* _WHAT NEEDS TO BE DONE_:
Please copy each of the records below word for word, without changing any line.

═══ DATA SHOWN ═══

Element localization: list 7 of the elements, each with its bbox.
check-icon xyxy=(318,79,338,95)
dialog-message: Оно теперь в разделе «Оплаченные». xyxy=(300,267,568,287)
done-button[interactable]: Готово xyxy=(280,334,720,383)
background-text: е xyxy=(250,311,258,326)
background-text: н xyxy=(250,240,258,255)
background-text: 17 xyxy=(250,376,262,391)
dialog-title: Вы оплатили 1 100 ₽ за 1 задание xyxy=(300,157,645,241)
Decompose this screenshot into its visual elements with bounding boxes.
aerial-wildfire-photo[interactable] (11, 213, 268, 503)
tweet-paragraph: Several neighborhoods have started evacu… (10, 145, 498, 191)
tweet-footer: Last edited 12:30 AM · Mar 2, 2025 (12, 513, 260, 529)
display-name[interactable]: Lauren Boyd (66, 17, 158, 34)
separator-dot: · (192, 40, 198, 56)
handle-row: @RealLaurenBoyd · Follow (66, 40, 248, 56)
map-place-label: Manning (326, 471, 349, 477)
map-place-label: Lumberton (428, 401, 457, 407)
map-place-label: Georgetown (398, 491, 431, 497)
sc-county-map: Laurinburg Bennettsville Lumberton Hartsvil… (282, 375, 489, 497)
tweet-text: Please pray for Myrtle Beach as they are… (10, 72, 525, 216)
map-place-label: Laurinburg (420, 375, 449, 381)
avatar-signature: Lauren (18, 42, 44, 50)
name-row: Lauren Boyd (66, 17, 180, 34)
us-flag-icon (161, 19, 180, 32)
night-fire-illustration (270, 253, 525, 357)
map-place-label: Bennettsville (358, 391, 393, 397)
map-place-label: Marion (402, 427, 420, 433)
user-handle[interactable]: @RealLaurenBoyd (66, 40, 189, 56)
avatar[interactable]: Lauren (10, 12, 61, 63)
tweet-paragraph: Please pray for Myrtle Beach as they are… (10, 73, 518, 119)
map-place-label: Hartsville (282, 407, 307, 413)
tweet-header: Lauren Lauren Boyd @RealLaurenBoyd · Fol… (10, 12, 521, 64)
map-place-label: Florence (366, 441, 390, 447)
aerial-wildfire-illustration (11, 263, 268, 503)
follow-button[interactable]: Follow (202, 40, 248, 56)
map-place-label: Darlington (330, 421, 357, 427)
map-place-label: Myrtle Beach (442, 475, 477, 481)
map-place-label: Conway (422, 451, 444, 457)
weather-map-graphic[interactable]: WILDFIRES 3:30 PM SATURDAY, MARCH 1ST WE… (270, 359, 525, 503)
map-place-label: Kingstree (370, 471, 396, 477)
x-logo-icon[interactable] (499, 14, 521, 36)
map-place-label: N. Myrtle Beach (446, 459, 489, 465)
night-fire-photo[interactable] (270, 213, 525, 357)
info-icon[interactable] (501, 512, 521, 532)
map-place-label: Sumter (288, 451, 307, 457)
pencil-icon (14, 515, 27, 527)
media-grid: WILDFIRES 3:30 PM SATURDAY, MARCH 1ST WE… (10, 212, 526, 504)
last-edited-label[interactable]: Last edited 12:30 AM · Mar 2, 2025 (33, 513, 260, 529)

═══

* _CORRECT ANSWER_:
Element localization: list 7 of the elements, each with its bbox.
check-icon xyxy=(318,79,338,95)
dialog-message: Оно теперь в разделе «Оплаченные». xyxy=(300,267,568,287)
done-button[interactable]: Готово xyxy=(280,334,720,383)
background-text: е xyxy=(250,311,258,326)
background-text: н xyxy=(250,240,258,255)
background-text: 17 xyxy=(250,376,262,391)
dialog-title: Вы оплатили 1 100 ₽ за 1 задание xyxy=(300,157,645,241)
Decompose this screenshot into its visual elements with bounding boxes.
aerial-wildfire-photo[interactable] (11, 213, 268, 503)
tweet-paragraph: Several neighborhoods have started evacu… (10, 145, 498, 191)
tweet-footer: Last edited 12:30 AM · Mar 2, 2025 (12, 513, 260, 529)
display-name[interactable]: Lauren Boyd (66, 17, 158, 34)
separator-dot: · (192, 40, 198, 56)
handle-row: @RealLaurenBoyd · Follow (66, 40, 248, 56)
map-place-label: Manning (326, 471, 349, 477)
map-place-label: Lumberton (428, 401, 457, 407)
map-place-label: Georgetown (398, 491, 431, 497)
sc-county-map: Laurinburg Bennettsville Lumberton Hartsvil… (282, 375, 489, 497)
tweet-text: Please pray for Myrtle Beach as they are… (10, 72, 525, 216)
map-place-label: Laurinburg (420, 375, 449, 381)
avatar-signature: Lauren (18, 42, 44, 50)
name-row: Lauren Boyd (66, 17, 180, 34)
us-flag-icon (161, 19, 180, 32)
night-fire-illustration (270, 253, 525, 357)
map-place-label: Bennettsville (358, 391, 393, 397)
map-place-label: Marion (402, 427, 420, 433)
user-handle[interactable]: @RealLaurenBoyd (66, 40, 189, 56)
avatar[interactable]: Lauren (10, 12, 61, 63)
tweet-paragraph: Please pray for Myrtle Beach as they are… (10, 73, 518, 119)
map-place-label: Hartsville (282, 407, 307, 413)
tweet-header: Lauren Lauren Boyd @RealLaurenBoyd · Fol… (10, 12, 521, 64)
map-place-label: Florence (366, 441, 390, 447)
aerial-wildfire-illustration (11, 263, 268, 503)
follow-button[interactable]: Follow (202, 40, 248, 56)
map-place-label: Darlington (330, 421, 357, 427)
map-place-label: Myrtle Beach (442, 475, 477, 481)
map-place-label: Conway (422, 451, 444, 457)
weather-map-graphic[interactable]: WILDFIRES 3:30 PM SATURDAY, MARCH 1ST WE… (270, 359, 525, 503)
map-place-label: Kingstree (370, 471, 396, 477)
x-logo-icon[interactable] (499, 14, 521, 36)
map-place-label: N. Myrtle Beach (446, 459, 489, 465)
night-fire-photo[interactable] (270, 213, 525, 357)
info-icon[interactable] (501, 512, 521, 532)
map-place-label: Sumter (288, 451, 307, 457)
pencil-icon (14, 515, 27, 527)
media-grid: WILDFIRES 3:30 PM SATURDAY, MARCH 1ST WE… (10, 212, 526, 504)
last-edited-label[interactable]: Last edited 12:30 AM · Mar 2, 2025 (33, 513, 260, 529)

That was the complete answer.